--- Task input ---
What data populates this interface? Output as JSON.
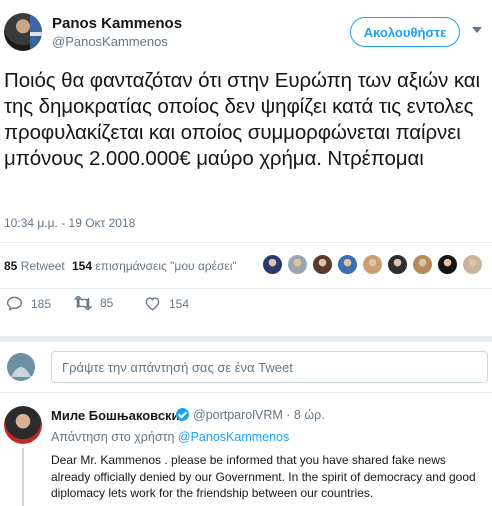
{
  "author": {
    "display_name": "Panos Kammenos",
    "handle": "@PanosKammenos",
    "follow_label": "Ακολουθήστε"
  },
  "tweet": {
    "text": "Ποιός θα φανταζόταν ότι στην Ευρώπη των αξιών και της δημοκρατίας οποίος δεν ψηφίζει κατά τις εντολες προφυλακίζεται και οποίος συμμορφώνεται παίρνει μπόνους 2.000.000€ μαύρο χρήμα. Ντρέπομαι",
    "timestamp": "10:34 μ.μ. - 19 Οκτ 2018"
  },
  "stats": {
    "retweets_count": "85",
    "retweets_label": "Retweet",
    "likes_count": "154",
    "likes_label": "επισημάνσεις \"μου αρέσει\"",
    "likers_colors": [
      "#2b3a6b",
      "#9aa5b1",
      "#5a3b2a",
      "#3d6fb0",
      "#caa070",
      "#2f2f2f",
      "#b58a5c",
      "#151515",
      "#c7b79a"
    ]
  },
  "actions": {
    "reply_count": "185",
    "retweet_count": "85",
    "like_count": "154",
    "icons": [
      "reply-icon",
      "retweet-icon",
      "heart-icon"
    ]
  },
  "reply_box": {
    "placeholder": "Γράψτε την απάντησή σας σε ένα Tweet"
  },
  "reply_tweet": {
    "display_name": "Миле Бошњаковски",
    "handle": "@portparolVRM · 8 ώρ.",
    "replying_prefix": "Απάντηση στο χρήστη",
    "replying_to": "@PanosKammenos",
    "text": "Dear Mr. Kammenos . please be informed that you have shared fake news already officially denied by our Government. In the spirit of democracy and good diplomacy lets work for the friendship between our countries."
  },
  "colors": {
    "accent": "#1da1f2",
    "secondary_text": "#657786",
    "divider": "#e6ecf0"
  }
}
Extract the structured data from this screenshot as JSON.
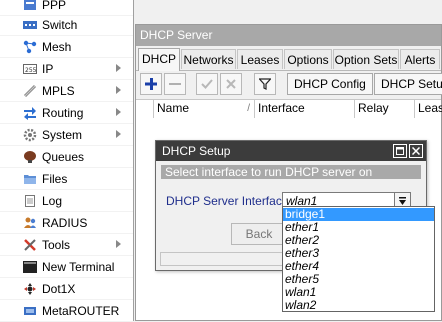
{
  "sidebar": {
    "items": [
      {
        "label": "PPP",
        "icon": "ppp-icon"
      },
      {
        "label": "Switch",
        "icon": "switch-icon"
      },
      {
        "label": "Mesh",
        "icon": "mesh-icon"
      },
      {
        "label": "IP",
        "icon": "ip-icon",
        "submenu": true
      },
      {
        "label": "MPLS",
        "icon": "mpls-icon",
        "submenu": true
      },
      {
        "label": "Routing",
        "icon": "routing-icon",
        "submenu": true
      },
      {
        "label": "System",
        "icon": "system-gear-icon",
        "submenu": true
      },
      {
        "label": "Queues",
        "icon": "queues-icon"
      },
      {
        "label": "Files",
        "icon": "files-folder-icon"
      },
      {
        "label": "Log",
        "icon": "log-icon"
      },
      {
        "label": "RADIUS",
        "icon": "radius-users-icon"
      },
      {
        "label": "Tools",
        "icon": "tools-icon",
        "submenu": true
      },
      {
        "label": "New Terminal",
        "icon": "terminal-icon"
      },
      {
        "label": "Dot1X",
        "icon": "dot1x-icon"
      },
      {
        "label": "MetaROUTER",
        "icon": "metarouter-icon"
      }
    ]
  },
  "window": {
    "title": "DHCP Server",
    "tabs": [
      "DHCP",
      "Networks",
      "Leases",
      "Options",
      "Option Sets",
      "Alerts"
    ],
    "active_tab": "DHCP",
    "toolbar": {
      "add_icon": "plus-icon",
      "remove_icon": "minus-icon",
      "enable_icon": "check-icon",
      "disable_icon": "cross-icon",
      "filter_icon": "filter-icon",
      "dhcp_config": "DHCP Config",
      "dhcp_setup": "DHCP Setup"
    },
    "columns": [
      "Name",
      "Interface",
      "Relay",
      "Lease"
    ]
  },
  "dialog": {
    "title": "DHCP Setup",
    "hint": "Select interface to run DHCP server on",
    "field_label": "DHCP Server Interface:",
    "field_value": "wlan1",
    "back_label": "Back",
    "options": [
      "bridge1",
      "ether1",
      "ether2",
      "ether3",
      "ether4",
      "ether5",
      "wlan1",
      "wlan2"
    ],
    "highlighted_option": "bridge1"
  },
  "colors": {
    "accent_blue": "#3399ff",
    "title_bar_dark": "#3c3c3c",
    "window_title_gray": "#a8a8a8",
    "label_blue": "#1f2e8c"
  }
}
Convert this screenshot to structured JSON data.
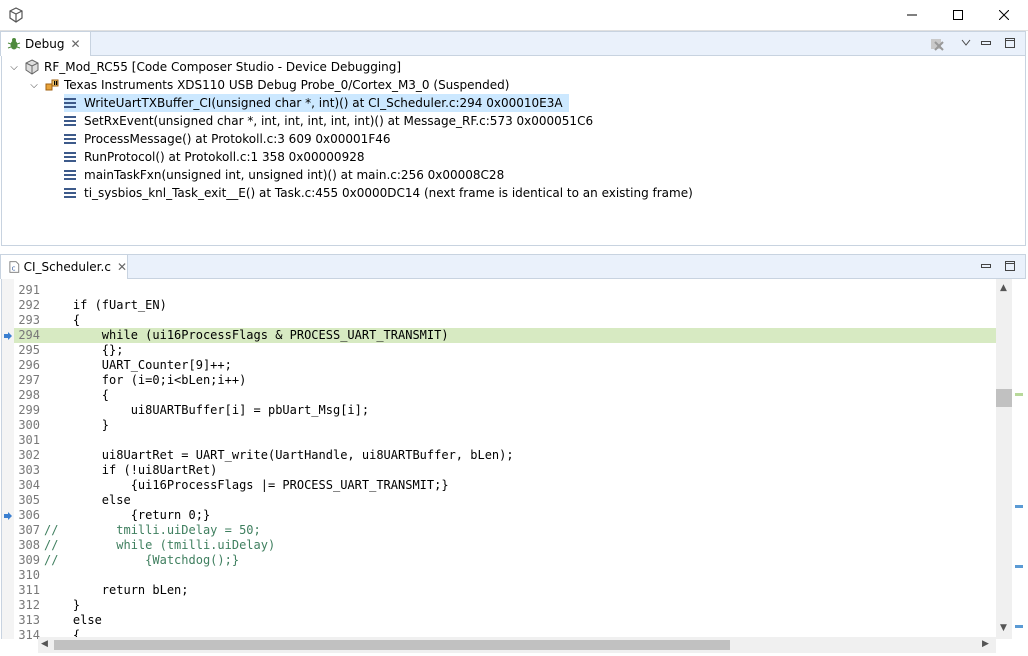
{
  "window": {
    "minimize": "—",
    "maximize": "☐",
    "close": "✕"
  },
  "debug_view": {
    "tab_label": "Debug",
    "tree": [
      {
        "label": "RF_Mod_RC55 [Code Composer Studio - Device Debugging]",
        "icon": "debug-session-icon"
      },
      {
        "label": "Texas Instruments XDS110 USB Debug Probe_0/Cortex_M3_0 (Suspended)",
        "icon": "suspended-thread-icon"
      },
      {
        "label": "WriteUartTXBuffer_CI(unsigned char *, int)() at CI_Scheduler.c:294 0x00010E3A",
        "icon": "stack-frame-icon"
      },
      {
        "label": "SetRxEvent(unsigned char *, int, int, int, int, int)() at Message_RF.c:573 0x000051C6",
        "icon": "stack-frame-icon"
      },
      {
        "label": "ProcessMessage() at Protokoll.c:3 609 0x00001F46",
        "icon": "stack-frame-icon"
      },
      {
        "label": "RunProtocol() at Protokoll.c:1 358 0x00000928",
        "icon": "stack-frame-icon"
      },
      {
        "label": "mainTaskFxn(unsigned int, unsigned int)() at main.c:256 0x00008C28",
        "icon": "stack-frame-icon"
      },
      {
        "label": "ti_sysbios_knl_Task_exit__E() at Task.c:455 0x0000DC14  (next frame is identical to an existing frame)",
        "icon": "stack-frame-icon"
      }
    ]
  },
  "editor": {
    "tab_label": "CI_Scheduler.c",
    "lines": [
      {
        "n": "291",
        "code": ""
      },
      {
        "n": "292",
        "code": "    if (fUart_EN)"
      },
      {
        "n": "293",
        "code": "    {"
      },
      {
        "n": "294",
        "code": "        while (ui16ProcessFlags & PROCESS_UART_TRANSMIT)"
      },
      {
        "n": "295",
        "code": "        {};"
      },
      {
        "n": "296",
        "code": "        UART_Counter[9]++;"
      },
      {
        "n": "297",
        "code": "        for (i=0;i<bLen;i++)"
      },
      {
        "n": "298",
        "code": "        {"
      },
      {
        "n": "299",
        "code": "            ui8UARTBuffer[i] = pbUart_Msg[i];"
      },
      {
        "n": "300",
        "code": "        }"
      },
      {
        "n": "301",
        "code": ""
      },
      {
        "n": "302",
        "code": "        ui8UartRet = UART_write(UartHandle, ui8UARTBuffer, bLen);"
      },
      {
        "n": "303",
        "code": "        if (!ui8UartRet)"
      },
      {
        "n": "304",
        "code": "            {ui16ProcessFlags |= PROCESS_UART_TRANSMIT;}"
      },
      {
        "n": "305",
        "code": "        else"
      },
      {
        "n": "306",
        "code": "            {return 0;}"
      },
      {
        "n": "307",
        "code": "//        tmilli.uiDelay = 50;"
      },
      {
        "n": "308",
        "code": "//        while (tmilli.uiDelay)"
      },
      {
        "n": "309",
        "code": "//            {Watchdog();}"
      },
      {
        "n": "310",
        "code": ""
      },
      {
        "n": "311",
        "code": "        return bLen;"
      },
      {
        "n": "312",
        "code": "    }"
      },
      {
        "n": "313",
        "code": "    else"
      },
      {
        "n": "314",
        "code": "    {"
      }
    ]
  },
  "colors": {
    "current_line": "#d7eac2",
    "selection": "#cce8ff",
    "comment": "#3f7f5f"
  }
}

--

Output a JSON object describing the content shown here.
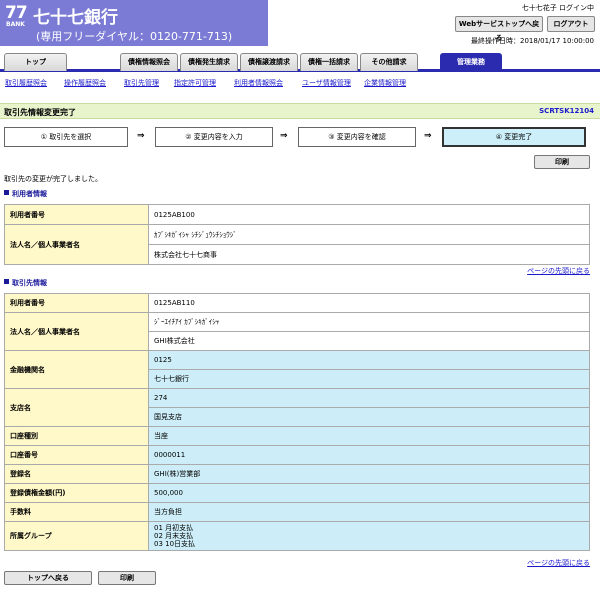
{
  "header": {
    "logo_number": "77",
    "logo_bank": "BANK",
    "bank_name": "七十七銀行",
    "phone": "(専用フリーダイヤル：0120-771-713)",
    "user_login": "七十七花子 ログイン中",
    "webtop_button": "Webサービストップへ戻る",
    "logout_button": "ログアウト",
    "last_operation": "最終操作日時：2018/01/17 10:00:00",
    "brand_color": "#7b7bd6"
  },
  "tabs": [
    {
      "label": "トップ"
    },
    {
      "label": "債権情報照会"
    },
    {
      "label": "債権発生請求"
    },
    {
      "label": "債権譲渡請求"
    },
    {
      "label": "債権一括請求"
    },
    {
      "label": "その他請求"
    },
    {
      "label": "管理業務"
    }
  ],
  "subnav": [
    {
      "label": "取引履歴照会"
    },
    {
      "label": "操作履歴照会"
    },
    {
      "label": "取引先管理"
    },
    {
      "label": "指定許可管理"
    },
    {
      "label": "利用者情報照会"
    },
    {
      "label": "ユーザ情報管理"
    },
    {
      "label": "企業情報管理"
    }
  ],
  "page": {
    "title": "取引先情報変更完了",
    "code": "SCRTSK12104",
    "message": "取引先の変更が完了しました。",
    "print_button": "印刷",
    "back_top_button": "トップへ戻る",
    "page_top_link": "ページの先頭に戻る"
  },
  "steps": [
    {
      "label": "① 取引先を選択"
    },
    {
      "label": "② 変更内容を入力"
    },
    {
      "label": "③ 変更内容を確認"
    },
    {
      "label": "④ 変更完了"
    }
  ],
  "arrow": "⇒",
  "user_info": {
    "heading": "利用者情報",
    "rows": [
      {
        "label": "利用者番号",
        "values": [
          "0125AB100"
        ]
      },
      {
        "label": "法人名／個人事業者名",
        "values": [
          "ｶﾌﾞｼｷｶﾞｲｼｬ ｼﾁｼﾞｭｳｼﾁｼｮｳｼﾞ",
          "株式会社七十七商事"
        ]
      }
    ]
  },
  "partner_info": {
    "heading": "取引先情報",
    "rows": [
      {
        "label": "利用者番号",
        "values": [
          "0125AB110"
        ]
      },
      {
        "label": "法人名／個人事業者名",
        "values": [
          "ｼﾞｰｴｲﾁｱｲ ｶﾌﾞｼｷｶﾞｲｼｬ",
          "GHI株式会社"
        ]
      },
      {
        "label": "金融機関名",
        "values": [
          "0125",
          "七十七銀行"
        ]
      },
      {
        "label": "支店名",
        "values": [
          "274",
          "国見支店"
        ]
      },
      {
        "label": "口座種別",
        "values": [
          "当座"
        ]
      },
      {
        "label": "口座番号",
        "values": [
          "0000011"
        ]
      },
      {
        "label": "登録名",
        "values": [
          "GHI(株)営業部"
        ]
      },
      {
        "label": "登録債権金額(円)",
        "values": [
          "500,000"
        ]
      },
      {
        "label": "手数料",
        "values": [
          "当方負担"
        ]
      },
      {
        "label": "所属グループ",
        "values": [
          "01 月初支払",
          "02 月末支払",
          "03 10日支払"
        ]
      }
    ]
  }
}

---

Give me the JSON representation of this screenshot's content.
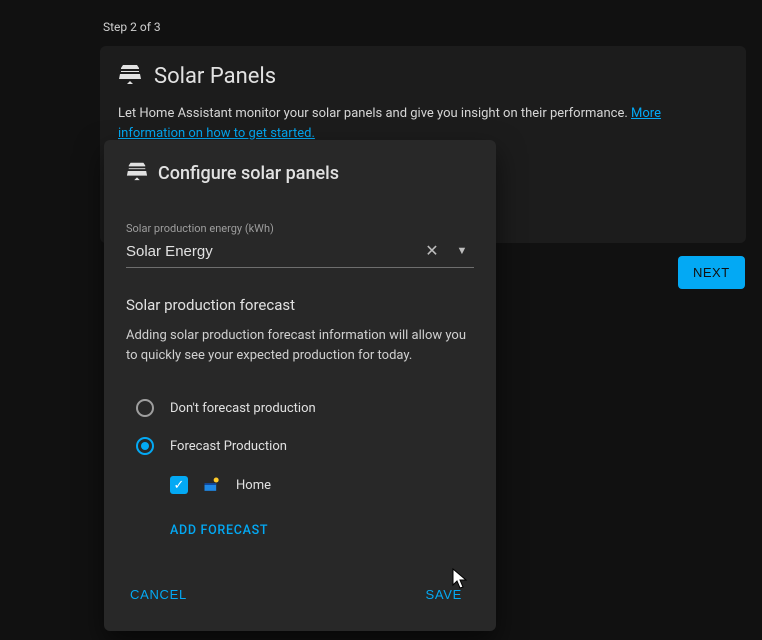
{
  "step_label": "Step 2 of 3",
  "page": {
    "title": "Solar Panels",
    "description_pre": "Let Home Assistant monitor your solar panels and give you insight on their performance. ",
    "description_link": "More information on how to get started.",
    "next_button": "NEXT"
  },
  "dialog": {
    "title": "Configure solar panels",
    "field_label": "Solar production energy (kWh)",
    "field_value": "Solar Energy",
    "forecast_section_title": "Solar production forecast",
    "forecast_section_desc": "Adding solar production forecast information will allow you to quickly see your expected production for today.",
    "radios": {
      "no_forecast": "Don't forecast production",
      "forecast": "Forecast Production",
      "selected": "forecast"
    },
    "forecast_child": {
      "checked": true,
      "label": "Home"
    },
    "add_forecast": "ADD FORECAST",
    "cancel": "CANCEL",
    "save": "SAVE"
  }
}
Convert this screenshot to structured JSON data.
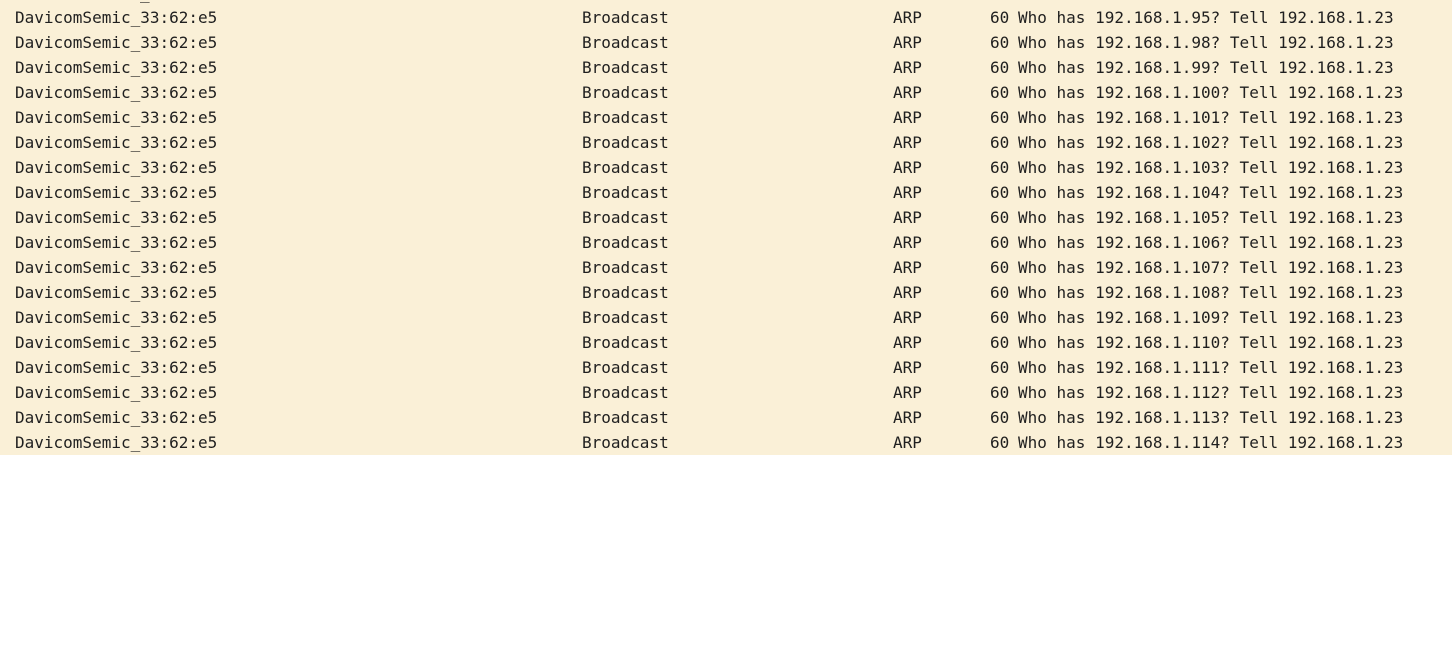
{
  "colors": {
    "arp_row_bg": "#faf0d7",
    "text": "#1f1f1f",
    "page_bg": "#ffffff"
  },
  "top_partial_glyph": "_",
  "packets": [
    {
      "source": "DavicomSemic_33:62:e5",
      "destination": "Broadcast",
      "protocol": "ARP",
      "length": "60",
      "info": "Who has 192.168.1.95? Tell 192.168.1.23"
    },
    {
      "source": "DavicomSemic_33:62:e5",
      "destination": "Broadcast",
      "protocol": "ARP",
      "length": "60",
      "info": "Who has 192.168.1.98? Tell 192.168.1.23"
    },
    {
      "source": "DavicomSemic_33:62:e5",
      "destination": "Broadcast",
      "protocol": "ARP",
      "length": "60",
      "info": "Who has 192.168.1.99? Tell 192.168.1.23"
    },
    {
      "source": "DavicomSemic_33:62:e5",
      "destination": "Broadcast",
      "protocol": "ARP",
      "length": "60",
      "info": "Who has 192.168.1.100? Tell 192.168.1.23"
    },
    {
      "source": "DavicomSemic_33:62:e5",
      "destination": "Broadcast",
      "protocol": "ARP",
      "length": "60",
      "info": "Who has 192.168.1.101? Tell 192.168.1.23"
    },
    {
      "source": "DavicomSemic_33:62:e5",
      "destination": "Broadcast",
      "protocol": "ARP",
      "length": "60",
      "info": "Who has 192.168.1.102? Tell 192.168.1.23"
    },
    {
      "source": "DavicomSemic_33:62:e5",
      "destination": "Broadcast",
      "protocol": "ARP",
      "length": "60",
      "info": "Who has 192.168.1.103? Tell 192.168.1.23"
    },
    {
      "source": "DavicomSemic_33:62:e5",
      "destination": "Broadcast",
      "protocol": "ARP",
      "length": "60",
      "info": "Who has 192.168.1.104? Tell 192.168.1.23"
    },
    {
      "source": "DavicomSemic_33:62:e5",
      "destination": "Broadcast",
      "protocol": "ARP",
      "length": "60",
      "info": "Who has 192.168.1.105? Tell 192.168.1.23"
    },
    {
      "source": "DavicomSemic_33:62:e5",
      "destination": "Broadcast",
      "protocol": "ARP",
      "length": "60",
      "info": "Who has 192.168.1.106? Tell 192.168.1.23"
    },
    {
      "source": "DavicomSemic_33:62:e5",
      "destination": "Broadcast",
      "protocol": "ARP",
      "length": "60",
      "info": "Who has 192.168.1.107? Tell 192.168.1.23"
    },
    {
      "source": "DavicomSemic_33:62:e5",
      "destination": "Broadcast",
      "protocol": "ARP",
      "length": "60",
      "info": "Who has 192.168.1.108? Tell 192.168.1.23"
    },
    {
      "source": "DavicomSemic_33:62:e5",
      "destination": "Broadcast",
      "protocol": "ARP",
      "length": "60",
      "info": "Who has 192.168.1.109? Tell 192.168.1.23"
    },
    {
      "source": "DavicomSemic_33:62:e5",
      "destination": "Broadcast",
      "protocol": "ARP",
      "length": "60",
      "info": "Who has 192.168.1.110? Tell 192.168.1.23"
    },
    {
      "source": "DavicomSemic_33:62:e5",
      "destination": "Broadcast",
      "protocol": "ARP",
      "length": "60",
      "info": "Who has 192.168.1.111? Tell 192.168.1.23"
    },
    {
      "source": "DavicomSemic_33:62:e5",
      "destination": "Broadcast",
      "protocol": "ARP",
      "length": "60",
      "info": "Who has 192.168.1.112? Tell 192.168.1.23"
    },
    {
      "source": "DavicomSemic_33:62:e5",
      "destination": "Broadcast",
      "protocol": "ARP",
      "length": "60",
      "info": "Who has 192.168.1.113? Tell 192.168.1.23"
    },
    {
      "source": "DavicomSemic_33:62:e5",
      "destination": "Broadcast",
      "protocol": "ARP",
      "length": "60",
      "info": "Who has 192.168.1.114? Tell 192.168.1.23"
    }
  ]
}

--- Job ---
Pull out each line holding the string "ｶﾌﾞｼｷｶﾞｲｼｬ".

--- Full output ---
          "ｶﾌﾞｼｷｶﾞｲｼｬ ｼﾁｼﾞｭｳｼﾁｼｮｳｼﾞ",
          "ｼﾞｰｴｲﾁｱｲ ｶﾌﾞｼｷｶﾞｲｼｬ",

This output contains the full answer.